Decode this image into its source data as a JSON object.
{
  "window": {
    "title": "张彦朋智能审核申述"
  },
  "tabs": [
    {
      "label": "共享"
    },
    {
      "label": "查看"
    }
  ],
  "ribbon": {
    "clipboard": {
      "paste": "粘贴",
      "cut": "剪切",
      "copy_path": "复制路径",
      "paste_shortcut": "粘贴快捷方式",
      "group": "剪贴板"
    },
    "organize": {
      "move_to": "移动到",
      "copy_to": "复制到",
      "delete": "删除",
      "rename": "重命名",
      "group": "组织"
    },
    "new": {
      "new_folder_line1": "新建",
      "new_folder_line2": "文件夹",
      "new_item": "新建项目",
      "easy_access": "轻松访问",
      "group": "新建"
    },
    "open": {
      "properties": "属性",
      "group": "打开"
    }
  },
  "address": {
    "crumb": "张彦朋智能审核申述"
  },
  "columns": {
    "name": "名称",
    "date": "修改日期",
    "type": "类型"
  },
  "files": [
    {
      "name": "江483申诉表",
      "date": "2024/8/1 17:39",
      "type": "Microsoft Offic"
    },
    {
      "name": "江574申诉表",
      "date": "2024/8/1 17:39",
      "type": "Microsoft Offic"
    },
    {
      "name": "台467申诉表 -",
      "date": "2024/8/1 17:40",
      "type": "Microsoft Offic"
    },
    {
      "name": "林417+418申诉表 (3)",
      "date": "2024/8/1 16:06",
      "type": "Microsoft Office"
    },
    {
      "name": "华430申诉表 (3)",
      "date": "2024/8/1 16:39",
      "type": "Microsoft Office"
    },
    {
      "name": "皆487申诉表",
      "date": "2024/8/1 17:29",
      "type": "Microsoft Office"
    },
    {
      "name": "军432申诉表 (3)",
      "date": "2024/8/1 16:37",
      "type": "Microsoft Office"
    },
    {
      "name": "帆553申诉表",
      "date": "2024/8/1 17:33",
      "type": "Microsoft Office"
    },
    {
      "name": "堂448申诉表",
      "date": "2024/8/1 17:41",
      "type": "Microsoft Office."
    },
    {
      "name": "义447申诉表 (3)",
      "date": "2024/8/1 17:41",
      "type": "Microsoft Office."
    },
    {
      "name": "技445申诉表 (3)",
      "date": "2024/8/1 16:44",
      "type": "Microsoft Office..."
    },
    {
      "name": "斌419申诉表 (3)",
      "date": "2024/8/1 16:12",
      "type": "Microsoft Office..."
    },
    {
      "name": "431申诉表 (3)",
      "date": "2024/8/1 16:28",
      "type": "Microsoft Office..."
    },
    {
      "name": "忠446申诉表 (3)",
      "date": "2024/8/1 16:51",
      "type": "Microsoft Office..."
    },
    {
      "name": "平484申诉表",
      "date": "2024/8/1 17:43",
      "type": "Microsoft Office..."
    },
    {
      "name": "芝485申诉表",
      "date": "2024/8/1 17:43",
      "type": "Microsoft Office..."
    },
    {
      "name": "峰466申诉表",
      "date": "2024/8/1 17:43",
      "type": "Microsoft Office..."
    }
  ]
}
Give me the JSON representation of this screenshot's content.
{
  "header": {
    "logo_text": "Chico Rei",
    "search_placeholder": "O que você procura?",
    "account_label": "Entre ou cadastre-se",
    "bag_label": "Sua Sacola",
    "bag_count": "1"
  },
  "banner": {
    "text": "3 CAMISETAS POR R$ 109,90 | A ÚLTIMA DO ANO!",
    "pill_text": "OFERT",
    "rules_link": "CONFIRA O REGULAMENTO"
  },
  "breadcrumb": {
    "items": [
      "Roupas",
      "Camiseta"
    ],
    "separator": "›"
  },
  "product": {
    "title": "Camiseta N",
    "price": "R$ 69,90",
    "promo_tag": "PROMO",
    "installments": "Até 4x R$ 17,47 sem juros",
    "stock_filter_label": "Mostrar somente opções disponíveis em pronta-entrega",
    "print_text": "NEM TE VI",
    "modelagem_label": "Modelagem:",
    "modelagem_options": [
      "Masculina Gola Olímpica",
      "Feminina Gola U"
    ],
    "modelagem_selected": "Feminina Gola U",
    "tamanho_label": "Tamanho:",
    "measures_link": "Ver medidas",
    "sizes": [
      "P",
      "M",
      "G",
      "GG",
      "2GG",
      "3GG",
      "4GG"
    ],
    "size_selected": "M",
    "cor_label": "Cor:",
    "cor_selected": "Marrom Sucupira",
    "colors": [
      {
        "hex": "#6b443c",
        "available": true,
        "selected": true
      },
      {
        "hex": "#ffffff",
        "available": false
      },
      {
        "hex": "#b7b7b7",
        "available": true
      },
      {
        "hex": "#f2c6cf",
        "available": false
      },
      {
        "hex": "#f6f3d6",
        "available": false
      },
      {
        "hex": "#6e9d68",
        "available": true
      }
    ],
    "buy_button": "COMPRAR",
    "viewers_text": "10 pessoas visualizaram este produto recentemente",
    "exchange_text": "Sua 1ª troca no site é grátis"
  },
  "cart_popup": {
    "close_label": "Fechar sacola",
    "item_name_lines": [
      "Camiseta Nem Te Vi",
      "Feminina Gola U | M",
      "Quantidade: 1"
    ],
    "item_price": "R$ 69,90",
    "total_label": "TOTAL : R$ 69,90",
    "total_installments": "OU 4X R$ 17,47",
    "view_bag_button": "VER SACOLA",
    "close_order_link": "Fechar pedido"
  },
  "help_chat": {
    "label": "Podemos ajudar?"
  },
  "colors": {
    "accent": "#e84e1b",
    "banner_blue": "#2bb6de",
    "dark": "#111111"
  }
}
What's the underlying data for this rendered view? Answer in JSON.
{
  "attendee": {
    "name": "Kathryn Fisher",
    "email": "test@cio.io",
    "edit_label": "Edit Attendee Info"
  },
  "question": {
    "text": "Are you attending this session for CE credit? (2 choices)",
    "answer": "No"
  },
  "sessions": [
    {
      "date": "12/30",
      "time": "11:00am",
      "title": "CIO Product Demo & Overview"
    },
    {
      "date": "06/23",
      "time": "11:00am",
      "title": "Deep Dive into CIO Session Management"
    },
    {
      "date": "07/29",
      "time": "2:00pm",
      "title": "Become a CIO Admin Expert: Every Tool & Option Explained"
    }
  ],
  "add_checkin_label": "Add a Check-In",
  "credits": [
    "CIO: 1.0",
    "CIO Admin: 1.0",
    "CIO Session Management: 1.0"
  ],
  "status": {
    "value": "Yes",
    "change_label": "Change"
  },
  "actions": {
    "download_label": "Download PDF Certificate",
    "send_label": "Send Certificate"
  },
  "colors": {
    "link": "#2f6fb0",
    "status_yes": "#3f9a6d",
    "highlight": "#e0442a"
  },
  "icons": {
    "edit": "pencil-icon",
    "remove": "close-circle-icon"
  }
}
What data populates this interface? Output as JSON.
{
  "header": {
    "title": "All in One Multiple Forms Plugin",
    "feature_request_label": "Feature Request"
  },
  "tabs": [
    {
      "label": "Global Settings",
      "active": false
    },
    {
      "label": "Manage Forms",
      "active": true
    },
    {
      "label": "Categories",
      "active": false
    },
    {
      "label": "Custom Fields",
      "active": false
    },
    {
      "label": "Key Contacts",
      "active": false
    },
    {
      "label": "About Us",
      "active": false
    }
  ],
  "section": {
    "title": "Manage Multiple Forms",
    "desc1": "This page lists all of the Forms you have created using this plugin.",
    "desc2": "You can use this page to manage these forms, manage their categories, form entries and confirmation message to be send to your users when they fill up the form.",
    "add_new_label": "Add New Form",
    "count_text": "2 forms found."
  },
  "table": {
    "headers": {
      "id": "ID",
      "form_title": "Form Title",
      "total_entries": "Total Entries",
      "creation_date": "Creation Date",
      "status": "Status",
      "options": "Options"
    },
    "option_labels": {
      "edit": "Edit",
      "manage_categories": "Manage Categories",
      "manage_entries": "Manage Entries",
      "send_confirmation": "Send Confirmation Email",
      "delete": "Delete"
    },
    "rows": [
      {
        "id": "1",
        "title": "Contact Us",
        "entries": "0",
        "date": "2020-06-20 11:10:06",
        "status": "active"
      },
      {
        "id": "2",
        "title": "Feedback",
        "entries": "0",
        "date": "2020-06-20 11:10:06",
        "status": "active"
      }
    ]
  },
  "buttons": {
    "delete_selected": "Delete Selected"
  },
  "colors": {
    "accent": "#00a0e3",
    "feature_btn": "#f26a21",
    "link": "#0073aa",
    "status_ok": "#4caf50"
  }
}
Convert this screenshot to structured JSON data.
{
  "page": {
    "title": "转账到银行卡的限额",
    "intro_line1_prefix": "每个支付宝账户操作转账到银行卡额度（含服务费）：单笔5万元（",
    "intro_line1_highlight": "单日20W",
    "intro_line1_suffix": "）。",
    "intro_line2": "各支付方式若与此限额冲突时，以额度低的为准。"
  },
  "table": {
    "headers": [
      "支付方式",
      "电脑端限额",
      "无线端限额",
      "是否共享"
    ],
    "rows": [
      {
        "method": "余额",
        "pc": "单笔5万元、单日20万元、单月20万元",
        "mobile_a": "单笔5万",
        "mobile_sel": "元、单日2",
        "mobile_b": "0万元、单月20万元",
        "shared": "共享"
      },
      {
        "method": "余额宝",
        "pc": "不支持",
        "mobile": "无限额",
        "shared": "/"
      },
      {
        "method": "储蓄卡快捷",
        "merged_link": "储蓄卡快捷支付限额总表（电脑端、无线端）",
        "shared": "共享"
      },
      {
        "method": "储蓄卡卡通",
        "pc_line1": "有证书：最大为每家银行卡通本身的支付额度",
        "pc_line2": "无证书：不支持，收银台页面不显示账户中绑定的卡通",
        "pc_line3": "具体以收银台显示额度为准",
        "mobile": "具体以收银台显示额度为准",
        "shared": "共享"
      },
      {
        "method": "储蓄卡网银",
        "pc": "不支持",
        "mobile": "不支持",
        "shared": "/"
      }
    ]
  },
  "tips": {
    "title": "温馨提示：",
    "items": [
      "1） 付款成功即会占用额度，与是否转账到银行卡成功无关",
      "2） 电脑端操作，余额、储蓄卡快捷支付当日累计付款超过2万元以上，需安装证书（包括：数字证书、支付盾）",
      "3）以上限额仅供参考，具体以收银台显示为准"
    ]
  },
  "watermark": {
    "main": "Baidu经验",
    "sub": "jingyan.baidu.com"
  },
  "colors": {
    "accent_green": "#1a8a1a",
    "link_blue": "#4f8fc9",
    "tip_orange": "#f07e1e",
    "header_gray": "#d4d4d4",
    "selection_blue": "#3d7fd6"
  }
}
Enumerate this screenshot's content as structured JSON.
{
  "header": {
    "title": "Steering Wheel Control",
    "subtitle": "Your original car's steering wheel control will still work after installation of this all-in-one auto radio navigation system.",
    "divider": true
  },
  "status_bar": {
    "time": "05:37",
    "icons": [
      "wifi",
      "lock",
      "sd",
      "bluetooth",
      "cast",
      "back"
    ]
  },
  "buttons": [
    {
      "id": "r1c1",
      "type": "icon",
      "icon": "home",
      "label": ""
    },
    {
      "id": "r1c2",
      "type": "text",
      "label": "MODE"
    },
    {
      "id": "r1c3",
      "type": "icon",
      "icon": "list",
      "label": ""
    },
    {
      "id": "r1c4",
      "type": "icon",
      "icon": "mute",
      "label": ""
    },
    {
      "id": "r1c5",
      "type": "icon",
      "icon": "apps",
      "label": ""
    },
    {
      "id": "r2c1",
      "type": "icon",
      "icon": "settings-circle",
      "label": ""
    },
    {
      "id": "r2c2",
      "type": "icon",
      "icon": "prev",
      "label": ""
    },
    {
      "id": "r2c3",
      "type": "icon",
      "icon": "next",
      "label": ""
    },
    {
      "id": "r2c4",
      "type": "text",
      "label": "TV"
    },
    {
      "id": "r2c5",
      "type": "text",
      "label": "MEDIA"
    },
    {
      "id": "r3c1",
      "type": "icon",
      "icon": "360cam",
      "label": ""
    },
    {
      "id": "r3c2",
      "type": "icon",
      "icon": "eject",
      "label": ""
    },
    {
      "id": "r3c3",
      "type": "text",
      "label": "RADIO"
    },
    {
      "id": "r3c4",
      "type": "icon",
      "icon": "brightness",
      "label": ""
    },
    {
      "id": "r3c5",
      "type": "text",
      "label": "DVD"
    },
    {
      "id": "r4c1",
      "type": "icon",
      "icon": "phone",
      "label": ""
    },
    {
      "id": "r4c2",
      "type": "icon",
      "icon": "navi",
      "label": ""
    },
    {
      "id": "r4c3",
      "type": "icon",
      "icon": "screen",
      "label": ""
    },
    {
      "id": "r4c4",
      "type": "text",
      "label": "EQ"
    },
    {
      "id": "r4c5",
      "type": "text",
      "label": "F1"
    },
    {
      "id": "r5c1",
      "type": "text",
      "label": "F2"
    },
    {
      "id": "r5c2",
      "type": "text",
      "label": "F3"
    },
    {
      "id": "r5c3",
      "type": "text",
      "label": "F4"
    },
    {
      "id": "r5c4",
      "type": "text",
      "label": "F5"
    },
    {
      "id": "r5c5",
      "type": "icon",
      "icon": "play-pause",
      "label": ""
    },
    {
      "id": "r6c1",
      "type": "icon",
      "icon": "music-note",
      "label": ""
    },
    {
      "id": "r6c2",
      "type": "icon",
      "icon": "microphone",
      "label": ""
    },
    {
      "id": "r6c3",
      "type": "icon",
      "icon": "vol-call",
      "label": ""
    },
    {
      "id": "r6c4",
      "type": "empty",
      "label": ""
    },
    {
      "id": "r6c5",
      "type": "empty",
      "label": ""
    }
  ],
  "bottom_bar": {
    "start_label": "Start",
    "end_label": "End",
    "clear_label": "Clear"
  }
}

§ §

Directions for this task = In the material above, show every line where the word "Certificate" turns up.

Reply to the exercise =
    "download_label": "Download PDF Certificate",
    "send_label": "Send Certificate"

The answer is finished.